= Request =
Pictures aside, repeat every entry exactly.

Stored data entries:

>> BEGIN

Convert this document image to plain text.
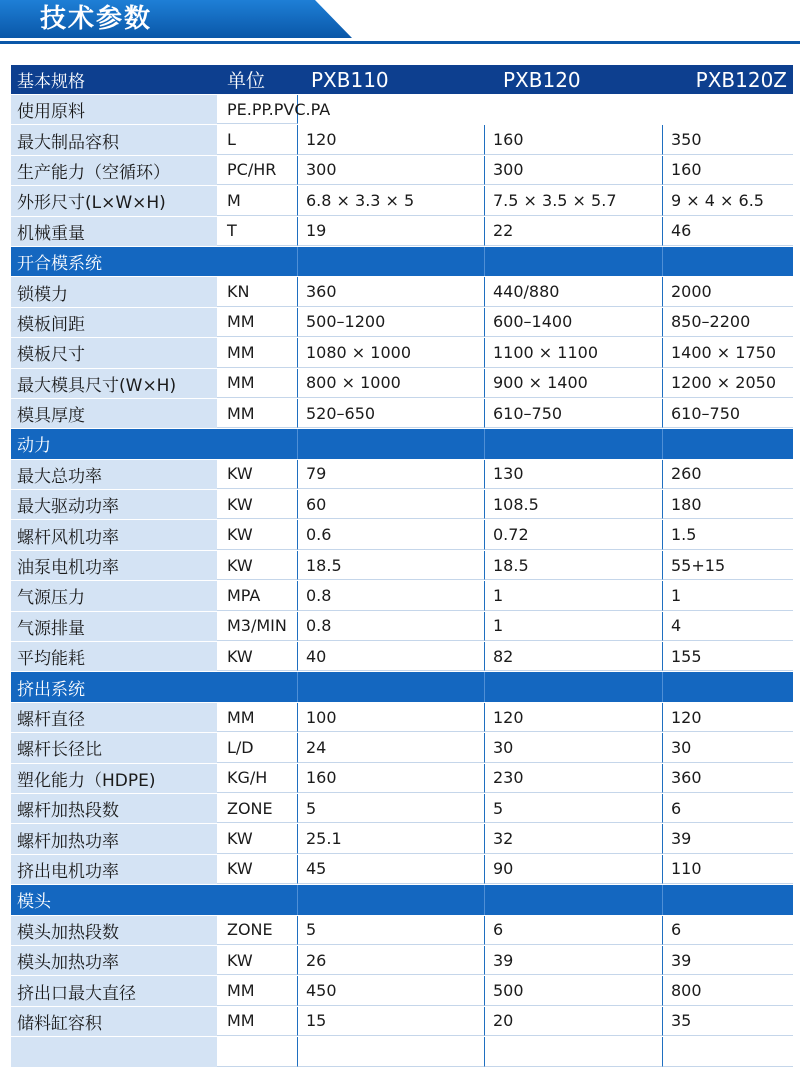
技术参数
基本规格	单位	PXB110	PXB120	PXB120Z
使用原料	PE.PP.PVC.PA
最大制品容积	L	120	160	350
生产能力（空循环）	PC/HR	300	300	160
外形尺寸(L×W×H)	M	6.8 × 3.3 × 5	7.5 × 3.5 × 5.7	9 × 4 × 6.5
机械重量	T	19	22	46
开合模系统
锁模力	KN	360	440/880	2000
模板间距	MM	500–1200	600–1400	850–2200
模板尺寸	MM	1080 × 1000	1100 × 1100	1400 × 1750
最大模具尺寸(W×H)	MM	800 × 1000	900 × 1400	1200 × 2050
模具厚度	MM	520–650	610–750	610–750
动力
最大总功率	KW	79	130	260
最大驱动功率	KW	60	108.5	180
螺杆风机功率	KW	0.6	0.72	1.5
油泵电机功率	KW	18.5	18.5	55+15
气源压力	MPA	0.8	1	1
气源排量	M3/MIN	0.8	1	4
平均能耗	KW	40	82	155
挤出系统
螺杆直径	MM	100	120	120
螺杆长径比	L/D	24	30	30
塑化能力（HDPE)	KG/H	160	230	360
螺杆加热段数	ZONE	5	5	6
螺杆加热功率	KW	25.1	32	39
挤出电机功率	KW	45	90	110
模头
模头加热段数	ZONE	5	6	6
模头加热功率	KW	26	39	39
挤出口最大直径	MM	450	500	800
储料缸容积	MM	15	20	35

>> END

= Final result =
Convert this document image to plain text.
技术参数
基本规格	单位	PXB110	PXB120	PXB120Z
使用原料	PE.PP.PVC.PA
最大制品容积	L	120	160	350
生产能力（空循环）	PC/HR	300	300	160
外形尺寸(L×W×H)	M	6.8 × 3.3 × 5	7.5 × 3.5 × 5.7	9 × 4 × 6.5
机械重量	T	19	22	46
开合模系统
锁模力	KN	360	440/880	2000
模板间距	MM	500–1200	600–1400	850–2200
模板尺寸	MM	1080 × 1000	1100 × 1100	1400 × 1750
最大模具尺寸(W×H)	MM	800 × 1000	900 × 1400	1200 × 2050
模具厚度	MM	520–650	610–750	610–750
动力
最大总功率	KW	79	130	260
最大驱动功率	KW	60	108.5	180
螺杆风机功率	KW	0.6	0.72	1.5
油泵电机功率	KW	18.5	18.5	55+15
气源压力	MPA	0.8	1	1
气源排量	M3/MIN	0.8	1	4
平均能耗	KW	40	82	155
挤出系统
螺杆直径	MM	100	120	120
螺杆长径比	L/D	24	30	30
塑化能力（HDPE)	KG/H	160	230	360
螺杆加热段数	ZONE	5	5	6
螺杆加热功率	KW	25.1	32	39
挤出电机功率	KW	45	90	110
模头
模头加热段数	ZONE	5	6	6
模头加热功率	KW	26	39	39
挤出口最大直径	MM	450	500	800
储料缸容积	MM	15	20	35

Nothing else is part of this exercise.